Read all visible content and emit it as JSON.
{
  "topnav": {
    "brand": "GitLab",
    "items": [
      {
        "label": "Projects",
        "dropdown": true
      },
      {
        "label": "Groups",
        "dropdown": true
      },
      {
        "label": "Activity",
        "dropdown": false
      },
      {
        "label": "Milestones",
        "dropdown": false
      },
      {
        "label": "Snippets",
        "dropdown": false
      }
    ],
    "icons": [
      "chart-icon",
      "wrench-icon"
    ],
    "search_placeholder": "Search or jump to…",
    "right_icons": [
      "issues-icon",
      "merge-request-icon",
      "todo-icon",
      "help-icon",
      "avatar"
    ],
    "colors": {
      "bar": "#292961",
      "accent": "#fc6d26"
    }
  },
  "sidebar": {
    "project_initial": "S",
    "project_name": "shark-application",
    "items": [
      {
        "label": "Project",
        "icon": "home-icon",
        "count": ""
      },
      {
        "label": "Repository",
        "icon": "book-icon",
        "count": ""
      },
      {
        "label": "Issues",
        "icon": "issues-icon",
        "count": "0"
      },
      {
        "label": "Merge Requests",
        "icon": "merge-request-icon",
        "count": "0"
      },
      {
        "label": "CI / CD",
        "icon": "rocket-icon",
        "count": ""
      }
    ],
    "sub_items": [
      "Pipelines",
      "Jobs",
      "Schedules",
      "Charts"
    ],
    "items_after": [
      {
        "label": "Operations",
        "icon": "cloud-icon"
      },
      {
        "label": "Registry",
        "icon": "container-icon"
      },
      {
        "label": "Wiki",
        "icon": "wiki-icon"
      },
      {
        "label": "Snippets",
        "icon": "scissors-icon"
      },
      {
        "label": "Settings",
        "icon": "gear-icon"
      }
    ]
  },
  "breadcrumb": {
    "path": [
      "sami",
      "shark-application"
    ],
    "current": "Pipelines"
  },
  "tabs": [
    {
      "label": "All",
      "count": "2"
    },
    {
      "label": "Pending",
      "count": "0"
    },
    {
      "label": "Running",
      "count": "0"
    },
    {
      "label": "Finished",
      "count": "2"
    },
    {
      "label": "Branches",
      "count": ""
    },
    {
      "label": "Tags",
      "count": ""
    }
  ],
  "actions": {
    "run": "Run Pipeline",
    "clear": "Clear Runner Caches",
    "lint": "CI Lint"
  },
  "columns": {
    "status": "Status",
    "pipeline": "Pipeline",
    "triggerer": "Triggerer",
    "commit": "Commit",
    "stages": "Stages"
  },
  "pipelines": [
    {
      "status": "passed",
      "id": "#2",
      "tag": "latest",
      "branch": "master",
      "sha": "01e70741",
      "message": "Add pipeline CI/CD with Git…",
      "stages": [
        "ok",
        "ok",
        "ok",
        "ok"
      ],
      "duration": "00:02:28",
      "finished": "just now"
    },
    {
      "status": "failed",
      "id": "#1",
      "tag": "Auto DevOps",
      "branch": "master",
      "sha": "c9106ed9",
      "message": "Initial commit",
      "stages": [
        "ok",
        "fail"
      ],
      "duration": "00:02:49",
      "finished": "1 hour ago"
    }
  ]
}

☆ ☆ ☆ ☆ ☆ ☆ ☆

Return each entry from above without altering a single character.

### [EXERCISE OUTPUT]
Read all visible content and emit it as JSON.
{
  "topnav": {
    "brand": "GitLab",
    "items": [
      {
        "label": "Projects",
        "dropdown": true
      },
      {
        "label": "Groups",
        "dropdown": true
      },
      {
        "label": "Activity",
        "dropdown": false
      },
      {
        "label": "Milestones",
        "dropdown": false
      },
      {
        "label": "Snippets",
        "dropdown": false
      }
    ],
    "icons": [
      "chart-icon",
      "wrench-icon"
    ],
    "search_placeholder": "Search or jump to…",
    "right_icons": [
      "issues-icon",
      "merge-request-icon",
      "todo-icon",
      "help-icon",
      "avatar"
    ],
    "colors": {
      "bar": "#292961",
      "accent": "#fc6d26"
    }
  },
  "sidebar": {
    "project_initial": "S",
    "project_name": "shark-application",
    "items": [
      {
        "label": "Project",
        "icon": "home-icon",
        "count": ""
      },
      {
        "label": "Repository",
        "icon": "book-icon",
        "count": ""
      },
      {
        "label": "Issues",
        "icon": "issues-icon",
        "count": "0"
      },
      {
        "label": "Merge Requests",
        "icon": "merge-request-icon",
        "count": "0"
      },
      {
        "label": "CI / CD",
        "icon": "rocket-icon",
        "count": ""
      }
    ],
    "sub_items": [
      "Pipelines",
      "Jobs",
      "Schedules",
      "Charts"
    ],
    "items_after": [
      {
        "label": "Operations",
        "icon": "cloud-icon"
      },
      {
        "label": "Registry",
        "icon": "container-icon"
      },
      {
        "label": "Wiki",
        "icon": "wiki-icon"
      },
      {
        "label": "Snippets",
        "icon": "scissors-icon"
      },
      {
        "label": "Settings",
        "icon": "gear-icon"
      }
    ]
  },
  "breadcrumb": {
    "path": [
      "sami",
      "shark-application"
    ],
    "current": "Pipelines"
  },
  "tabs": [
    {
      "label": "All",
      "count": "2"
    },
    {
      "label": "Pending",
      "count": "0"
    },
    {
      "label": "Running",
      "count": "0"
    },
    {
      "label": "Finished",
      "count": "2"
    },
    {
      "label": "Branches",
      "count": ""
    },
    {
      "label": "Tags",
      "count": ""
    }
  ],
  "actions": {
    "run": "Run Pipeline",
    "clear": "Clear Runner Caches",
    "lint": "CI Lint"
  },
  "columns": {
    "status": "Status",
    "pipeline": "Pipeline",
    "triggerer": "Triggerer",
    "commit": "Commit",
    "stages": "Stages"
  },
  "pipelines": [
    {
      "status": "passed",
      "id": "#2",
      "tag": "latest",
      "branch": "master",
      "sha": "01e70741",
      "message": "Add pipeline CI/CD with Git…",
      "stages": [
        "ok",
        "ok",
        "ok",
        "ok"
      ],
      "duration": "00:02:28",
      "finished": "just now"
    },
    {
      "status": "failed",
      "id": "#1",
      "tag": "Auto DevOps",
      "branch": "master",
      "sha": "c9106ed9",
      "message": "Initial commit",
      "stages": [
        "ok",
        "fail"
      ],
      "duration": "00:02:49",
      "finished": "1 hour ago"
    }
  ]
}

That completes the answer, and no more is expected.